- **Task statement**: Exclude the pictures and retype the entries as written.

# # # # # # #

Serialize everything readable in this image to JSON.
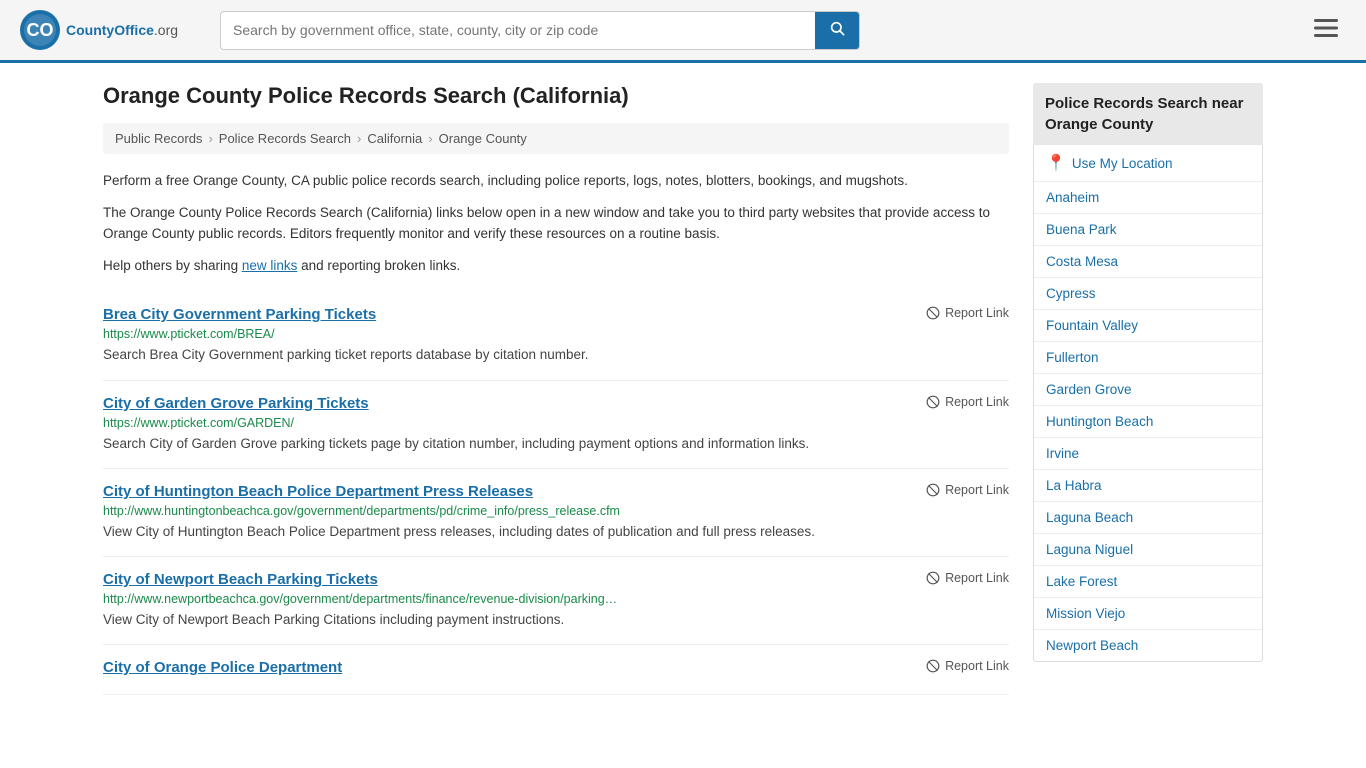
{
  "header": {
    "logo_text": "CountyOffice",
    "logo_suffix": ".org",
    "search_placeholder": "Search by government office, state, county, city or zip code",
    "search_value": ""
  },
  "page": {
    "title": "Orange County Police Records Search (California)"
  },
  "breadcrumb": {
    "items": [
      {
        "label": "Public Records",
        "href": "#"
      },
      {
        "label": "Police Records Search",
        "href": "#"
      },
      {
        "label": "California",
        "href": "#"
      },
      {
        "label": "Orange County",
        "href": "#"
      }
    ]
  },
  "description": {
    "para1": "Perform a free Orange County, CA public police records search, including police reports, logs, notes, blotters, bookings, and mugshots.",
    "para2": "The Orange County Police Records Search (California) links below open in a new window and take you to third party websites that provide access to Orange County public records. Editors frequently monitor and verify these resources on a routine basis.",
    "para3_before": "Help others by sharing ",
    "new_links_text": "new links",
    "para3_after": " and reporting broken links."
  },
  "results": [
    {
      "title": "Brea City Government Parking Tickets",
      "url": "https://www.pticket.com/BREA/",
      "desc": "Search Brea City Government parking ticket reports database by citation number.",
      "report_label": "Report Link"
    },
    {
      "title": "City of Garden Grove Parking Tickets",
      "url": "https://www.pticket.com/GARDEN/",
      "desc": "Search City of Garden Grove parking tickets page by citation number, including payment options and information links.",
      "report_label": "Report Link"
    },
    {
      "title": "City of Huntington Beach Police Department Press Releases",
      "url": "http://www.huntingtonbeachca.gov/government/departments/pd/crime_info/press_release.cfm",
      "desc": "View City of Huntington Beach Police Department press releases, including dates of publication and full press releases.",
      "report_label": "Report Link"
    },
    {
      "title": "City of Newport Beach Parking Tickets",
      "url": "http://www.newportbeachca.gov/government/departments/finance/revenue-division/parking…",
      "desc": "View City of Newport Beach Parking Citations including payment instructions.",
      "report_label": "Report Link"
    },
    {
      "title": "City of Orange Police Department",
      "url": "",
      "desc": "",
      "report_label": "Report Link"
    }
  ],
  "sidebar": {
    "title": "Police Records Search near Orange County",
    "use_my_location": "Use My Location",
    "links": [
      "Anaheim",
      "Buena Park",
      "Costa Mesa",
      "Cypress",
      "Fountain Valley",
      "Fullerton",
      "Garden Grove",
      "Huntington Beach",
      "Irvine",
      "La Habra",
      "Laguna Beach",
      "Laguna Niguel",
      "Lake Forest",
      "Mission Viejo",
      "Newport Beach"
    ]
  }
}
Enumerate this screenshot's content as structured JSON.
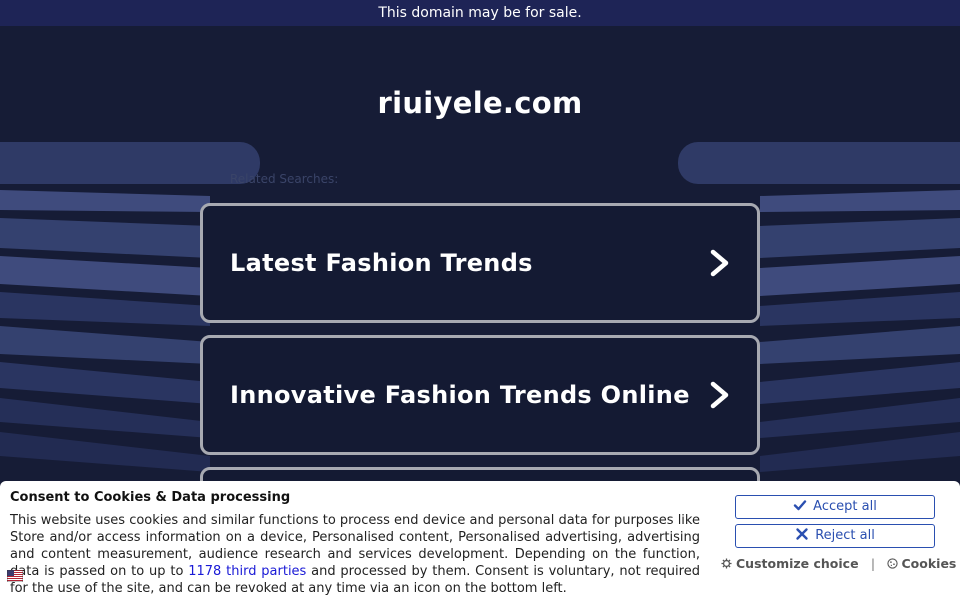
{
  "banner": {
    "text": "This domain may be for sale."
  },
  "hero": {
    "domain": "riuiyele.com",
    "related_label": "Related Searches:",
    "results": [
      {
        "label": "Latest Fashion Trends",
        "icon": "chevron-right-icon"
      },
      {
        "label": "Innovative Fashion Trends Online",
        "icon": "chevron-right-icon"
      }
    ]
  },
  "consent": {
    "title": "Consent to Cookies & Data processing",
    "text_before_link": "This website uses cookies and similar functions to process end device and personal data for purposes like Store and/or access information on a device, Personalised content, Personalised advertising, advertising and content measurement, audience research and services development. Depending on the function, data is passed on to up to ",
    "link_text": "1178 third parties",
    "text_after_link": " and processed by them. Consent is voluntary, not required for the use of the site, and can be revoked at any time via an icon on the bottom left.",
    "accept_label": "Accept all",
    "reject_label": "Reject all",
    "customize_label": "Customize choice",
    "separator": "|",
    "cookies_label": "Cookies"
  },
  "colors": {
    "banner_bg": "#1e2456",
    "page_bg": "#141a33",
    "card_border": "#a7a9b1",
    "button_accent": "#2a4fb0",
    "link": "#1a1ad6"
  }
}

# # # # # # #

- **Written response**:
Serialize everything readable in this image to JSON.
{
  "header": {
    "logo_text": "CountyOffice",
    "logo_suffix": ".org",
    "search_placeholder": "Search by government office, state, county, city or zip code",
    "search_value": ""
  },
  "page": {
    "title": "Orange County Police Records Search (California)"
  },
  "breadcrumb": {
    "items": [
      {
        "label": "Public Records",
        "href": "#"
      },
      {
        "label": "Police Records Search",
        "href": "#"
      },
      {
        "label": "California",
        "href": "#"
      },
      {
        "label": "Orange County",
        "href": "#"
      }
    ]
  },
  "description": {
    "para1": "Perform a free Orange County, CA public police records search, including police reports, logs, notes, blotters, bookings, and mugshots.",
    "para2": "The Orange County Police Records Search (California) links below open in a new window and take you to third party websites that provide access to Orange County public records. Editors frequently monitor and verify these resources on a routine basis.",
    "para3_before": "Help others by sharing ",
    "new_links_text": "new links",
    "para3_after": " and reporting broken links."
  },
  "results": [
    {
      "title": "Brea City Government Parking Tickets",
      "url": "https://www.pticket.com/BREA/",
      "desc": "Search Brea City Government parking ticket reports database by citation number.",
      "report_label": "Report Link"
    },
    {
      "title": "City of Garden Grove Parking Tickets",
      "url": "https://www.pticket.com/GARDEN/",
      "desc": "Search City of Garden Grove parking tickets page by citation number, including payment options and information links.",
      "report_label": "Report Link"
    },
    {
      "title": "City of Huntington Beach Police Department Press Releases",
      "url": "http://www.huntingtonbeachca.gov/government/departments/pd/crime_info/press_release.cfm",
      "desc": "View City of Huntington Beach Police Department press releases, including dates of publication and full press releases.",
      "report_label": "Report Link"
    },
    {
      "title": "City of Newport Beach Parking Tickets",
      "url": "http://www.newportbeachca.gov/government/departments/finance/revenue-division/parking…",
      "desc": "View City of Newport Beach Parking Citations including payment instructions.",
      "report_label": "Report Link"
    },
    {
      "title": "City of Orange Police Department",
      "url": "",
      "desc": "",
      "report_label": "Report Link"
    }
  ],
  "sidebar": {
    "title": "Police Records Search near Orange County",
    "use_my_location": "Use My Location",
    "links": [
      "Anaheim",
      "Buena Park",
      "Costa Mesa",
      "Cypress",
      "Fountain Valley",
      "Fullerton",
      "Garden Grove",
      "Huntington Beach",
      "Irvine",
      "La Habra",
      "Laguna Beach",
      "Laguna Niguel",
      "Lake Forest",
      "Mission Viejo",
      "Newport Beach"
    ]
  }
}
Enumerate this screenshot's content as structured JSON.
{
  "banner": {
    "text": "This domain may be for sale."
  },
  "hero": {
    "domain": "riuiyele.com",
    "related_label": "Related Searches:",
    "results": [
      {
        "label": "Latest Fashion Trends",
        "icon": "chevron-right-icon"
      },
      {
        "label": "Innovative Fashion Trends Online",
        "icon": "chevron-right-icon"
      }
    ]
  },
  "consent": {
    "title": "Consent to Cookies & Data processing",
    "text_before_link": "This website uses cookies and similar functions to process end device and personal data for purposes like Store and/or access information on a device, Personalised content, Personalised advertising, advertising and content measurement, audience research and services development. Depending on the function, data is passed on to up to ",
    "link_text": "1178 third parties",
    "text_after_link": " and processed by them. Consent is voluntary, not required for the use of the site, and can be revoked at any time via an icon on the bottom left.",
    "accept_label": "Accept all",
    "reject_label": "Reject all",
    "customize_label": "Customize choice",
    "separator": "|",
    "cookies_label": "Cookies"
  },
  "colors": {
    "banner_bg": "#1e2456",
    "page_bg": "#141a33",
    "card_border": "#a7a9b1",
    "button_accent": "#2a4fb0",
    "link": "#1a1ad6"
  }
}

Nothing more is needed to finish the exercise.